▸ **TEXT SHOWN**:
=== Section Start ===
Opinion

Editorial: Tapping Islamic
funds

ADPARA>The fifth World Islamic Economic Forum (WIEF) opening in Jakarta on Monday is indeed a great opportunity to convince investors and sovereign funds from the Middle East that Indonesia is quite an attractive place for both direct and portfolio investments, after the crumbling of the financial markets in the developed world.

The enactment last year of the laws on sukuk (Islamic bonds) and sharia banking is strengthening the legal foundation for Islamic financial services. On top of that, our rich natural resources provide greatly viable business opportunities for direct investments from the oil-rich countries in the Gulf which have a long-term horizon.

The global financial crisis has made Asia, notably Indonesia with the world's largest Muslim population, far more attractive to Middle Eastern investors than developed economies.

Indonesia, the largest economy in Southeast Asia, has the potential to become the largest indigenous Islamic financial market, and in particular the largest Islamic debt capital market, in the world.
=== Section End ===
▸ **INSTRUCTIONS**:
**A)** Answer these questions from the editorial on Islamic funds:
(i) Which edition of the World Islamic Economic Forum opens in Jakarta on Monday?
(ii) Which laws were enacted last year?
(iii) What does the editorial call Indonesia within Southeast Asia?
**B)** Rewrite the editorial on Islamic funds starting with "Editorial: Tapping Islamic" and going on through "than developed economies.", replacing "oil-rich" with "energy-rich".
**C)** Write the next paragraph of the editorial on Islamic funds, picking up after its final sentence.
The lines that follow have no connection to the editorial on Islamic funds.

▸ **EXERCISE DATA**:
=== Section Start ===
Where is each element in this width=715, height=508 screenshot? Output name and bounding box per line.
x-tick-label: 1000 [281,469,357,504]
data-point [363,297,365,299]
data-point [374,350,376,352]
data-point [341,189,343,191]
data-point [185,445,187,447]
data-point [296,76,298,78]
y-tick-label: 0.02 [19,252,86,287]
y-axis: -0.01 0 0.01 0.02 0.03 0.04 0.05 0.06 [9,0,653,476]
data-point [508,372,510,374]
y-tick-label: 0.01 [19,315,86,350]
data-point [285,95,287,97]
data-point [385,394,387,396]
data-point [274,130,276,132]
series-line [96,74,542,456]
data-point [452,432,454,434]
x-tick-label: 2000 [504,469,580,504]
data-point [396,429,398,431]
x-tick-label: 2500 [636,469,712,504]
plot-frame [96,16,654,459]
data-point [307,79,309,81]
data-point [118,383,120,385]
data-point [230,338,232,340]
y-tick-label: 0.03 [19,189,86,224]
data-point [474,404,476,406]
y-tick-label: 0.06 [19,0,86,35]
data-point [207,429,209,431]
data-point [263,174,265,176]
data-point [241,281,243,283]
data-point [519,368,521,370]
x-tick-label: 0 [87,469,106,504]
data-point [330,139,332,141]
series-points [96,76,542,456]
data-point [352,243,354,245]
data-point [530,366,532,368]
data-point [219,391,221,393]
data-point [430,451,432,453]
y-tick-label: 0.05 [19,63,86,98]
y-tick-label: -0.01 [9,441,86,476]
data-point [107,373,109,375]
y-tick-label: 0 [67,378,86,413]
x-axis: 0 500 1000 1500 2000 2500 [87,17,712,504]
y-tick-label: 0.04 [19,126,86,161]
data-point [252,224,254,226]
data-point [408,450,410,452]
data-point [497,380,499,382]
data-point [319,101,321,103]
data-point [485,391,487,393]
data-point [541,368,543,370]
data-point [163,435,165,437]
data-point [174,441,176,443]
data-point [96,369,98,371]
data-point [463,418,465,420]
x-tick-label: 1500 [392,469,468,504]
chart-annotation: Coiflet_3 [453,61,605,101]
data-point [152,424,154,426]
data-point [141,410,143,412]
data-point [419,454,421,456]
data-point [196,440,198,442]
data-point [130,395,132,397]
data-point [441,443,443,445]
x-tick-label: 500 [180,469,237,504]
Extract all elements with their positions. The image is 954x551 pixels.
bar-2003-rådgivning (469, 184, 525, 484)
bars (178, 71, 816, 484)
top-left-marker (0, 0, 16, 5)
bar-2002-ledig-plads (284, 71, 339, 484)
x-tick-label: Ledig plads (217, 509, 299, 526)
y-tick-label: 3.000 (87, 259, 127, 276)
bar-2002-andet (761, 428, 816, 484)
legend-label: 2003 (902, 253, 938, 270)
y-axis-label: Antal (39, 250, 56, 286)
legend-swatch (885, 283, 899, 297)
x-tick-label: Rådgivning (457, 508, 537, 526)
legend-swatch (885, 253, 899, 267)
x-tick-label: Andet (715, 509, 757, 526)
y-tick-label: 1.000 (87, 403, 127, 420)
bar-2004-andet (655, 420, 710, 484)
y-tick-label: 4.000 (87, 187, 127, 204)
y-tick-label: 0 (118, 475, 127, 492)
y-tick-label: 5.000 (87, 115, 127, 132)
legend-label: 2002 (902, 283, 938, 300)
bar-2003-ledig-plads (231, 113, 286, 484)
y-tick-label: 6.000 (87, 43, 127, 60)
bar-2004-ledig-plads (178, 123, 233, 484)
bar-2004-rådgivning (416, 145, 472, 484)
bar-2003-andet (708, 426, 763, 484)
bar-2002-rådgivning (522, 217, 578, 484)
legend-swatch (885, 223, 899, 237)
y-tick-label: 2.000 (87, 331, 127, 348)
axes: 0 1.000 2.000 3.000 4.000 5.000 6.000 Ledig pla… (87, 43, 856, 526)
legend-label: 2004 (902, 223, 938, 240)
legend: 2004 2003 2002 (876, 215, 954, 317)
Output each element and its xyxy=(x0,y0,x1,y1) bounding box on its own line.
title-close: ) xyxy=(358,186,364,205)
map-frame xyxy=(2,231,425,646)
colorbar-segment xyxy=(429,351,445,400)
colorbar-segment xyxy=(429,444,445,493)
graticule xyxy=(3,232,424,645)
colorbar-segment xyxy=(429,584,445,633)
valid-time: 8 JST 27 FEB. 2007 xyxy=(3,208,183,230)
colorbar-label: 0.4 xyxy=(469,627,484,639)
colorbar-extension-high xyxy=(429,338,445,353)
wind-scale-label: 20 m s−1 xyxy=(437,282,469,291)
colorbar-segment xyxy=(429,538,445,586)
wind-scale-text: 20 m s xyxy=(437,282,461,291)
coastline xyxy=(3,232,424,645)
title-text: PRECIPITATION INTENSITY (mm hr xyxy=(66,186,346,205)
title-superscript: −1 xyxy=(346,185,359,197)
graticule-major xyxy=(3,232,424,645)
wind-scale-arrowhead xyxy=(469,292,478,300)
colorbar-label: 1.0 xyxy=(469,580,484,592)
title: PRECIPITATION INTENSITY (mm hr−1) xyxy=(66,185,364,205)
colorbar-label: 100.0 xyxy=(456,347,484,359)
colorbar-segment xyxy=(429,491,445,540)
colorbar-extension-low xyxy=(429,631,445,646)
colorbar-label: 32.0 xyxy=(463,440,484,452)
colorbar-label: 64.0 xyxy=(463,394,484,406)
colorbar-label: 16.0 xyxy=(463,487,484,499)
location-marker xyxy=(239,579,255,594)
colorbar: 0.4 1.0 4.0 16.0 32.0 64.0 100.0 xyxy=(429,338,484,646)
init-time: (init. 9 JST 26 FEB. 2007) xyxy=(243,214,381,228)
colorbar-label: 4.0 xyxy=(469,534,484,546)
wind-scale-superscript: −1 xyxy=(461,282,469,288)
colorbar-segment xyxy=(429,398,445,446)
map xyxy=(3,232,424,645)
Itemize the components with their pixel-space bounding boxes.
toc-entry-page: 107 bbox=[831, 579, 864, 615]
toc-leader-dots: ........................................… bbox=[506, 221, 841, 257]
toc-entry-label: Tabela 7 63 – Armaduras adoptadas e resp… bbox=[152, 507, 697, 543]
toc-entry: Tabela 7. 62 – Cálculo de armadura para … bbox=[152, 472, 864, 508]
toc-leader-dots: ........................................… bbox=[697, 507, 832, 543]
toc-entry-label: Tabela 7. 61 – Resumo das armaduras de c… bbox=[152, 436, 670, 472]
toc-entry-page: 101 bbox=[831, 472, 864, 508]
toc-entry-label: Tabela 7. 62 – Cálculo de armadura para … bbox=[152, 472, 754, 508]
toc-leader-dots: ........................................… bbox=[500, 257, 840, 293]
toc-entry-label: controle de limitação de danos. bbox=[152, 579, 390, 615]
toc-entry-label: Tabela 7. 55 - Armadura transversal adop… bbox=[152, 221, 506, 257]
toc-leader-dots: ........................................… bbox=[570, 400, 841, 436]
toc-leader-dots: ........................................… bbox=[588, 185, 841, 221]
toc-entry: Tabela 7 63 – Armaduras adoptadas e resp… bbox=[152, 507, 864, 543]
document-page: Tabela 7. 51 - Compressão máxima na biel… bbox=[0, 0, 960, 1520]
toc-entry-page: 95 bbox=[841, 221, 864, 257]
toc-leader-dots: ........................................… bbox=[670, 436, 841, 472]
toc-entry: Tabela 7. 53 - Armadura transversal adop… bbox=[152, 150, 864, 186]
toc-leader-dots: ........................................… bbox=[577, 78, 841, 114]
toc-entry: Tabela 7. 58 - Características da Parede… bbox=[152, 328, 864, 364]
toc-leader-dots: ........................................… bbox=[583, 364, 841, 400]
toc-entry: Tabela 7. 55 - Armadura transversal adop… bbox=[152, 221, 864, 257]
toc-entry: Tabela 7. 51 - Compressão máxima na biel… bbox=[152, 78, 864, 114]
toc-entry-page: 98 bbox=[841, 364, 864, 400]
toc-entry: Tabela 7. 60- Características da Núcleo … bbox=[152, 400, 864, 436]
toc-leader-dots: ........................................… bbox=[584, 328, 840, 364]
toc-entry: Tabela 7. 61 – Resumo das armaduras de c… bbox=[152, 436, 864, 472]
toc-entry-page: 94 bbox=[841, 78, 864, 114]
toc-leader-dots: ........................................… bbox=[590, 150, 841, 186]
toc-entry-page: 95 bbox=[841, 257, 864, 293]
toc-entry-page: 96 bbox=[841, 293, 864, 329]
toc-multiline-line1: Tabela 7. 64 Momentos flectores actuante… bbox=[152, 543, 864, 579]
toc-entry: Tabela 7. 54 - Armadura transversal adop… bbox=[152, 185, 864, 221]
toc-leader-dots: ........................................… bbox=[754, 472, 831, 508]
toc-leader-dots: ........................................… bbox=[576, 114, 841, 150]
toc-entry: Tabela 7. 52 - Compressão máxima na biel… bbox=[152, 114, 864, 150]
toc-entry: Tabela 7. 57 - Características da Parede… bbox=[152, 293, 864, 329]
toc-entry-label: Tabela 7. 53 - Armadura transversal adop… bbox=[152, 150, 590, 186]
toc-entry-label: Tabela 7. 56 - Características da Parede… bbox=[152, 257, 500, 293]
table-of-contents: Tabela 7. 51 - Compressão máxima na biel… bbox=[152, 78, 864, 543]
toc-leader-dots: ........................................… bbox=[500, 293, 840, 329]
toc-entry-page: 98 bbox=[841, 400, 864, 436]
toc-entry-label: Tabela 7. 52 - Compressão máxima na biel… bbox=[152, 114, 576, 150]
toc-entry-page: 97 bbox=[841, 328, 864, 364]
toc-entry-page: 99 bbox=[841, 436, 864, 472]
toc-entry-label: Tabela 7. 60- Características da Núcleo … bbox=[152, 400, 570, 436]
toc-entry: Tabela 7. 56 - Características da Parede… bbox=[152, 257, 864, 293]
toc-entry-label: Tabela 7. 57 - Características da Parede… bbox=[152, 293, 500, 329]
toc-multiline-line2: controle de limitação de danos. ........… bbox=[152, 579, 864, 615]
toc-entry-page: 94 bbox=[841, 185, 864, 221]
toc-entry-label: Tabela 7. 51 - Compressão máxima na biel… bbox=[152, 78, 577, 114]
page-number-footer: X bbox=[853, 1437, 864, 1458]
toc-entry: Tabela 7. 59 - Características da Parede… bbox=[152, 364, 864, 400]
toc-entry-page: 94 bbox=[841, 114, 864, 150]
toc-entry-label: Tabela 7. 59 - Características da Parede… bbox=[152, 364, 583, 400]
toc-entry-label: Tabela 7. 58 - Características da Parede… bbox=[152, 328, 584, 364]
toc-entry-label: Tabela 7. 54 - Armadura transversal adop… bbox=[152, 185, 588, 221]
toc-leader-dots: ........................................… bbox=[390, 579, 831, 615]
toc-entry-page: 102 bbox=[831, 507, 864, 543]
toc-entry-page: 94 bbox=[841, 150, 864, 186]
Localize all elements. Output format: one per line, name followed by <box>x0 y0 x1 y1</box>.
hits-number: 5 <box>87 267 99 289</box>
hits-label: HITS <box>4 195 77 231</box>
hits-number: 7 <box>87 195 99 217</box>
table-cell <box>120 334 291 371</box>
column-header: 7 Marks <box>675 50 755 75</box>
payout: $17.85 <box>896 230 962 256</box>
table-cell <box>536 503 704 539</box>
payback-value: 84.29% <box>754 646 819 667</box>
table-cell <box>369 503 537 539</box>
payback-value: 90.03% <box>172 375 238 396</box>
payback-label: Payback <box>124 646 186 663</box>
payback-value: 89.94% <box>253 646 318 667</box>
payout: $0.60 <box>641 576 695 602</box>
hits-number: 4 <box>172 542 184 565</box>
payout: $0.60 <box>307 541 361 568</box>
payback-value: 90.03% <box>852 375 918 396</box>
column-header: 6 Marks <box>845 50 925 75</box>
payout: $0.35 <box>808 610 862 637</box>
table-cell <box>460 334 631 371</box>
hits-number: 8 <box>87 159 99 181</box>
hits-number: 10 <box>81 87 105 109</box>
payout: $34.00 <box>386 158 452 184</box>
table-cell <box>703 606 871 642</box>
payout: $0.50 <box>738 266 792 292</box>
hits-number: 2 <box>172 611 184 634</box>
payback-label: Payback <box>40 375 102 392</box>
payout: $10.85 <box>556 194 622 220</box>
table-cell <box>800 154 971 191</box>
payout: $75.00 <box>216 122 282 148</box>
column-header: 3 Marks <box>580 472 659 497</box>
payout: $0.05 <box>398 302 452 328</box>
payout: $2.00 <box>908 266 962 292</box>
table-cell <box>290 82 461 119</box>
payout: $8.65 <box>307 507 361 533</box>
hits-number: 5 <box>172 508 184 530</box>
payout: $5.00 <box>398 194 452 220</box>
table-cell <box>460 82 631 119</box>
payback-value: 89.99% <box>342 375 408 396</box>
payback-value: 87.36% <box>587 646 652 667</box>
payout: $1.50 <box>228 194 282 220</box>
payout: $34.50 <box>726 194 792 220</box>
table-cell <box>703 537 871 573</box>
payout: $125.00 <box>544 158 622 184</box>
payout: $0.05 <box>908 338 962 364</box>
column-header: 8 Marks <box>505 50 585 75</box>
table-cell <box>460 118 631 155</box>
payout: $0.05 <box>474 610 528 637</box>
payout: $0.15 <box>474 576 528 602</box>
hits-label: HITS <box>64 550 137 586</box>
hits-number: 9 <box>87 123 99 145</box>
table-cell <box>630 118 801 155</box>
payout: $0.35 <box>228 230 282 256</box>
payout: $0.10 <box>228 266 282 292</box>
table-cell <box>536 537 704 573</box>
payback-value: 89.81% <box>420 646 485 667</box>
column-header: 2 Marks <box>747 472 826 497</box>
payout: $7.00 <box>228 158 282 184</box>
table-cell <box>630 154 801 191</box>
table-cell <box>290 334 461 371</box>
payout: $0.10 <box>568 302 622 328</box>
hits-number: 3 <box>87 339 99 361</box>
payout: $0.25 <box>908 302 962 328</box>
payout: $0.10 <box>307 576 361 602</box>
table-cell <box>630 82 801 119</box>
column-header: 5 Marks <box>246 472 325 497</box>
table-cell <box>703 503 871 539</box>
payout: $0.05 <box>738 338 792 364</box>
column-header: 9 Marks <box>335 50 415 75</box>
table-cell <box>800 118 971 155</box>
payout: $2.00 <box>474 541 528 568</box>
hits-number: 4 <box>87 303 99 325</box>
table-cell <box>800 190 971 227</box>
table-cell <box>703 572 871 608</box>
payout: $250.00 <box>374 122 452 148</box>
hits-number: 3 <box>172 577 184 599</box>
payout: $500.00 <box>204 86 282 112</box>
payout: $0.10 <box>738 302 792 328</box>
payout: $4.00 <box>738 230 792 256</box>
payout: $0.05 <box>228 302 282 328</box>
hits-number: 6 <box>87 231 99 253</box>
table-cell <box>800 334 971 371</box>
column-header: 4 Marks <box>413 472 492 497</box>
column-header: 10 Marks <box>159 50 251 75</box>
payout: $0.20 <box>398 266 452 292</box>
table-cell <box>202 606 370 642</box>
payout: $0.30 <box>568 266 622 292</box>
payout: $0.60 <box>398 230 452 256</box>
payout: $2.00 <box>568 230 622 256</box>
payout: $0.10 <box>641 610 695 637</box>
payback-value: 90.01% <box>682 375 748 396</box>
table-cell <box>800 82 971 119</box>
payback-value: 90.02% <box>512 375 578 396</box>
=== Section End ===
▸ **ANSWERS TO THE TASKS**:
**A)**
(i) The fifth.
(ii) The laws on sukuk (Islamic bonds) and sharia banking.
(iii) The largest economy in Southeast Asia.

**B)**
Editorial: Tapping Islamic
funds

ADPARA>The fifth World Islamic Economic Forum (WIEF) opening in Jakarta on Monday is indeed a great opportunity to convince investors and sovereign funds from the Middle East that Indonesia is quite an attractive place for both direct and portfolio investments, after the crumbling of the financial markets in the developed world.

The enactment last year of the laws on sukuk (Islamic bonds) and sharia banking is strengthening the legal foundation for Islamic financial services. On top of that, our rich natural resources provide greatly viable business opportunities for direct investments from the energy-rich countries in the Gulf which have a long-term horizon.

The global financial crisis has made Asia, notably Indonesia with the world's largest Muslim population, far more attractive to Middle Eastern investors than developed economies.

**C)**
The government's first issue of three-year retail Islamic bonds last month raised more than Rp 5.5 trillion (US$450 million) or more than three times as much as originally targeted.

Islamic financial services at present account for only a negligible 3 percent of the total assets of the banking industry. There are now only three full-fledged sharia banks already operating, but most major commercial banks, including foreign ones, have opened sharia windows to serve the increasing number of customers who are not comfortable with the conventional financial system that does not comply with Islamic laws.

The crash of the financial market in the developed world due to what Malaysian Prime Minister Abdullah Ahmad Badawi termed, in his speech at the opening of the WIEF, as unbridled greed has increased the popularity of Islamic financial services as an alternative financial system.

Under sharia-compliant finance, as Badawi said, people cannot trade what they do not own, because Islamic banks only lend to borrowers who can offer security or collateral for the loan.

Hence, sharia-compliant banks are unlikely to lend to such sub-prime borrowers who have been blamed largely for the global financial crisis. And most Islamic scholars agree that derivatives and hedge funds as well as speculative financing are forbidden (haram).

Islamic banking complies with sharia by using returns on assets to pay investors instead of interest. Most Islamic scholars also agree that financial derivatives and hedge funds are haram.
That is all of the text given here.